Set down each record below precisely, skipping the pictures.

▶ _Stored records_:

================================

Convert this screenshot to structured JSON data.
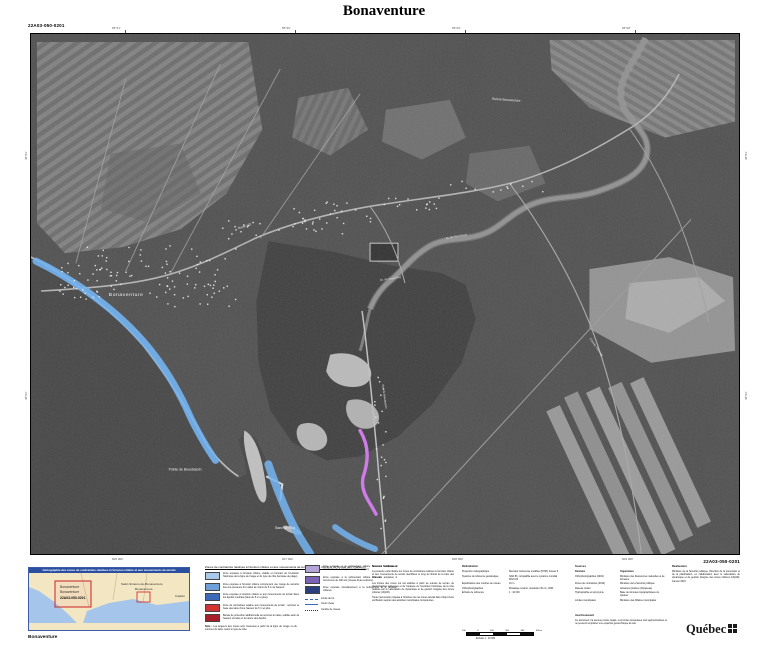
{
  "sheet": {
    "title": "Bonaventure",
    "code": "22A03-050-0201",
    "caption": "Bonaventure"
  },
  "colors": {
    "erosion_zone_blue": "#74b4f0",
    "submersion_zone_magenta": "#cf7ce8",
    "locator_header_blue": "#2b4fa0",
    "locator_red": "#cc3333"
  },
  "map": {
    "labels": {
      "town": "Bonaventure",
      "pointe": "Pointe de Beaubassin",
      "banc": "Banc de l'Est",
      "riviere": "Rivière Bonaventure",
      "route132": "Route 132",
      "grand_pre": "Av. de Grand-Pré",
      "port_royal": "Av. de Port-Royal",
      "beaubassin": "Rue de Beaubassin",
      "thivierge": "Chemin Thivierge"
    },
    "ticks": {
      "top": [
        "65°31'",
        "65°30'",
        "65°29'",
        "65°28'"
      ],
      "bottom": [
        "606 000",
        "607 000",
        "608 000",
        "609 000"
      ],
      "left": [
        "48°03'",
        "48°02'"
      ],
      "right": [
        "48°03'",
        "48°02'"
      ]
    }
  },
  "locator": {
    "title": "Cartographie des zones de contraintes relatives à l'érosion côtière et aux mouvements de terrain",
    "sheet_line1": "Bonaventure",
    "sheet_line2": "Bonaventure",
    "sheet_code": "22A03-050-0201",
    "label_east": "Saint-Siméon-de-Bonaventure",
    "label_east2": "Bonaventure",
    "label_far": "Caplan"
  },
  "legend": {
    "heading": "Zones de contraintes relatives à l'érosion côtière et aux mouvements de terrain (bande riveraine de la baie des Chaleurs)",
    "col1": [
      {
        "color": "#aac8e8",
        "text": "Zone exposée à l'érosion côtière, établie en fonction de l'évolution historique de la ligne de rivage et du type de côte (terrasse de plage)."
      },
      {
        "color": "#6f9fd8",
        "text": "Zone exposée à l'érosion côtière comprenant une marge de sécurité liée à la présence d'un talus de moins de 5 m de hauteur."
      },
      {
        "color": "#3a6ab8",
        "text": "Zone exposée à l'érosion côtière et aux mouvements de terrain dans les dépôts meubles (talus de 5 m et plus)."
      },
      {
        "color": "#d23333",
        "text": "Zone de contraintes relative aux mouvements de terrain : sommet et base des talus d'une hauteur de 5 m et plus."
      },
      {
        "color": "#a81f2a",
        "text": "Bande de protection additionnelle au sommet du talus, établie selon la hauteur du talus et la nature des dépôts."
      }
    ],
    "col2": [
      {
        "color": "#b4a4d8",
        "text": "Zone exposée à la submersion côtière lors des tempêtes à récurrence de 2 ans (niveau d'eau moyen)."
      },
      {
        "color": "#7c64b4",
        "text": "Zone exposée à la submersion côtière lors des tempêtes à récurrence de 100 ans (niveau d'eau extrême)."
      },
      {
        "color": "#2a3f7e",
        "text": "Zone exposée simultanément à la submersion et à l'érosion côtières."
      }
    ],
    "lines": [
      {
        "label": "Limite de lot"
      },
      {
        "label": "Cours d'eau"
      },
      {
        "label": "Courbe de niveau"
      }
    ],
    "note_label": "Note :",
    "note": "Les largeurs des zones sont mesurées à partir de la ligne de rivage ou du sommet du talus, selon le type de côte."
  },
  "notes": {
    "heading": "Notes à l'utilisateur",
    "p1": "La présente carte illustre les zones de contraintes relatives à l'érosion côtière et aux mouvements de terrain identifiées le long du littoral de la baie des Chaleurs.",
    "p2": "Les limites des zones ont été établies à partir de relevés de terrain, de photographies aériennes et de l'analyse de l'évolution historique de la côte réalisée par le Laboratoire de dynamique et de gestion intégrée des zones côtières (UQAR).",
    "p3": "Toute intervention projetée à l'intérieur de ces zones devrait faire l'objet d'une vérification auprès des autorités municipales compétentes."
  },
  "delimitation": {
    "heading": "Délimitation",
    "rows": [
      [
        "Projection cartographique",
        "Mercator transverse modifiée (MTM), fuseau 5"
      ],
      [
        "Système de référence géodésique",
        "NAD 83, compatible avec le système mondial WGS 84"
      ],
      [
        "Équidistance des courbes de niveau",
        "10 m"
      ],
      [
        "Orthophotographies",
        "Mosaïque couleur, résolution 30 cm, 2004"
      ],
      [
        "Échelle de référence",
        "1 : 10 000"
      ]
    ],
    "scale_ticks": [
      "100",
      "0",
      "100",
      "200",
      "300",
      "400 m"
    ],
    "scale_caption": "Échelle 1 : 10 000"
  },
  "sources": {
    "heading": "Sources",
    "col_data": "Données",
    "col_org": "Organismes",
    "rows": [
      [
        "Orthophotographies (2004)",
        "Ministère des Ressources naturelles et de la Faune"
      ],
      [
        "Zones de contraintes (2016)",
        "Ministère de la Sécurité publique"
      ],
      [
        "Réseau routier",
        "Adresses Québec (AQréseau)"
      ],
      [
        "Hydrographie et toponymie",
        "Base de données topographiques du Québec"
      ],
      [
        "Limites municipales",
        "Ministère des Affaires municipales"
      ]
    ]
  },
  "avertissement": {
    "heading": "Avertissement",
    "text": "Ce document n'a aucune portée légale. Les limites présentées sont approximatives et ne peuvent remplacer une expertise géotechnique de site."
  },
  "realisation": {
    "heading": "Réalisation",
    "text": "Ministère de la Sécurité publique, Direction de la prévention et de la planification, en collaboration avec le Laboratoire de dynamique et de gestion intégrée des zones côtières (UQAR). Janvier 2016."
  },
  "footer": {
    "logo": "Québec"
  }
}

================================

▶ _Solved problem_:
Convert this screenshot to structured JSON data.
{
  "sheet": {
    "title": "Bonaventure",
    "code": "22A03-050-0201",
    "caption": "Bonaventure"
  },
  "colors": {
    "erosion_zone_blue": "#74b4f0",
    "submersion_zone_magenta": "#cf7ce8",
    "locator_header_blue": "#2b4fa0",
    "locator_red": "#cc3333"
  },
  "map": {
    "labels": {
      "town": "Bonaventure",
      "pointe": "Pointe de Beaubassin",
      "banc": "Banc de l'Est",
      "riviere": "Rivière Bonaventure",
      "route132": "Route 132",
      "grand_pre": "Av. de Grand-Pré",
      "port_royal": "Av. de Port-Royal",
      "beaubassin": "Rue de Beaubassin",
      "thivierge": "Chemin Thivierge"
    },
    "ticks": {
      "top": [
        "65°31'",
        "65°30'",
        "65°29'",
        "65°28'"
      ],
      "bottom": [
        "606 000",
        "607 000",
        "608 000",
        "609 000"
      ],
      "left": [
        "48°03'",
        "48°02'"
      ],
      "right": [
        "48°03'",
        "48°02'"
      ]
    }
  },
  "locator": {
    "title": "Cartographie des zones de contraintes relatives à l'érosion côtière et aux mouvements de terrain",
    "sheet_line1": "Bonaventure",
    "sheet_line2": "Bonaventure",
    "sheet_code": "22A03-050-0201",
    "label_east": "Saint-Siméon-de-Bonaventure",
    "label_east2": "Bonaventure",
    "label_far": "Caplan"
  },
  "legend": {
    "heading": "Zones de contraintes relatives à l'érosion côtière et aux mouvements de terrain (bande riveraine de la baie des Chaleurs)",
    "col1": [
      {
        "color": "#aac8e8",
        "text": "Zone exposée à l'érosion côtière, établie en fonction de l'évolution historique de la ligne de rivage et du type de côte (terrasse de plage)."
      },
      {
        "color": "#6f9fd8",
        "text": "Zone exposée à l'érosion côtière comprenant une marge de sécurité liée à la présence d'un talus de moins de 5 m de hauteur."
      },
      {
        "color": "#3a6ab8",
        "text": "Zone exposée à l'érosion côtière et aux mouvements de terrain dans les dépôts meubles (talus de 5 m et plus)."
      },
      {
        "color": "#d23333",
        "text": "Zone de contraintes relative aux mouvements de terrain : sommet et base des talus d'une hauteur de 5 m et plus."
      },
      {
        "color": "#a81f2a",
        "text": "Bande de protection additionnelle au sommet du talus, établie selon la hauteur du talus et la nature des dépôts."
      }
    ],
    "col2": [
      {
        "color": "#b4a4d8",
        "text": "Zone exposée à la submersion côtière lors des tempêtes à récurrence de 2 ans (niveau d'eau moyen)."
      },
      {
        "color": "#7c64b4",
        "text": "Zone exposée à la submersion côtière lors des tempêtes à récurrence de 100 ans (niveau d'eau extrême)."
      },
      {
        "color": "#2a3f7e",
        "text": "Zone exposée simultanément à la submersion et à l'érosion côtières."
      }
    ],
    "lines": [
      {
        "label": "Limite de lot"
      },
      {
        "label": "Cours d'eau"
      },
      {
        "label": "Courbe de niveau"
      }
    ],
    "note_label": "Note :",
    "note": "Les largeurs des zones sont mesurées à partir de la ligne de rivage ou du sommet du talus, selon le type de côte."
  },
  "notes": {
    "heading": "Notes à l'utilisateur",
    "p1": "La présente carte illustre les zones de contraintes relatives à l'érosion côtière et aux mouvements de terrain identifiées le long du littoral de la baie des Chaleurs.",
    "p2": "Les limites des zones ont été établies à partir de relevés de terrain, de photographies aériennes et de l'analyse de l'évolution historique de la côte réalisée par le Laboratoire de dynamique et de gestion intégrée des zones côtières (UQAR).",
    "p3": "Toute intervention projetée à l'intérieur de ces zones devrait faire l'objet d'une vérification auprès des autorités municipales compétentes."
  },
  "delimitation": {
    "heading": "Délimitation",
    "rows": [
      [
        "Projection cartographique",
        "Mercator transverse modifiée (MTM), fuseau 5"
      ],
      [
        "Système de référence géodésique",
        "NAD 83, compatible avec le système mondial WGS 84"
      ],
      [
        "Équidistance des courbes de niveau",
        "10 m"
      ],
      [
        "Orthophotographies",
        "Mosaïque couleur, résolution 30 cm, 2004"
      ],
      [
        "Échelle de référence",
        "1 : 10 000"
      ]
    ],
    "scale_ticks": [
      "100",
      "0",
      "100",
      "200",
      "300",
      "400 m"
    ],
    "scale_caption": "Échelle 1 : 10 000"
  },
  "sources": {
    "heading": "Sources",
    "col_data": "Données",
    "col_org": "Organismes",
    "rows": [
      [
        "Orthophotographies (2004)",
        "Ministère des Ressources naturelles et de la Faune"
      ],
      [
        "Zones de contraintes (2016)",
        "Ministère de la Sécurité publique"
      ],
      [
        "Réseau routier",
        "Adresses Québec (AQréseau)"
      ],
      [
        "Hydrographie et toponymie",
        "Base de données topographiques du Québec"
      ],
      [
        "Limites municipales",
        "Ministère des Affaires municipales"
      ]
    ]
  },
  "avertissement": {
    "heading": "Avertissement",
    "text": "Ce document n'a aucune portée légale. Les limites présentées sont approximatives et ne peuvent remplacer une expertise géotechnique de site."
  },
  "realisation": {
    "heading": "Réalisation",
    "text": "Ministère de la Sécurité publique, Direction de la prévention et de la planification, en collaboration avec le Laboratoire de dynamique et de gestion intégrée des zones côtières (UQAR). Janvier 2016."
  },
  "footer": {
    "logo": "Québec"
  }
}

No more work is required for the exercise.